EXERCISE DETAILS: Scan the lines below for the string "Clown" and copy every one that has it.
_ _ _ _ _ _ _
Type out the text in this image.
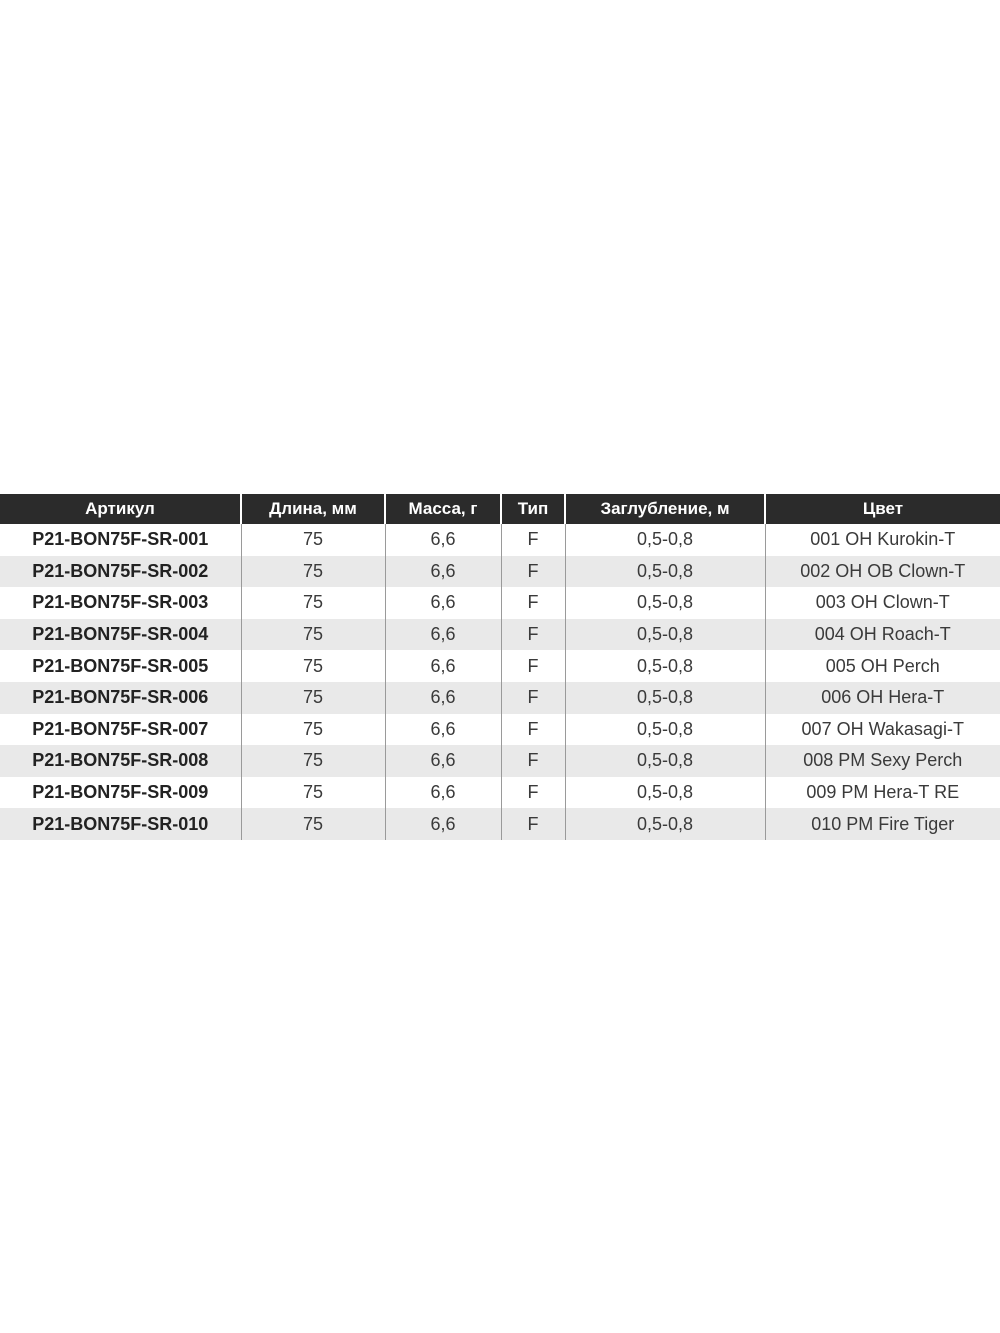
Артикул	Длина, мм	Масса, г	Тип	Заглубление, м	Цвет
P21-BON75F-SR-001	75	6,6	F	0,5-0,8	001 OH Kurokin-T
P21-BON75F-SR-002	75	6,6	F	0,5-0,8	002 OH OB Clown-T
P21-BON75F-SR-003	75	6,6	F	0,5-0,8	003 OH Clown-T
P21-BON75F-SR-004	75	6,6	F	0,5-0,8	004 OH Roach-T
P21-BON75F-SR-005	75	6,6	F	0,5-0,8	005 OH Perch
P21-BON75F-SR-006	75	6,6	F	0,5-0,8	006 OH Hera-T
P21-BON75F-SR-007	75	6,6	F	0,5-0,8	007 OH Wakasagi-T
P21-BON75F-SR-008	75	6,6	F	0,5-0,8	008 PM Sexy Perch
P21-BON75F-SR-009	75	6,6	F	0,5-0,8	009 PM Hera-T RE
P21-BON75F-SR-010	75	6,6	F	0,5-0,8	010 PM Fire Tiger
_ _ _ _ _ _ _
FINISHED TASK:
P21-BON75F-SR-002	75	6,6	F	0,5-0,8	002 OH OB Clown-T
P21-BON75F-SR-003	75	6,6	F	0,5-0,8	003 OH Clown-T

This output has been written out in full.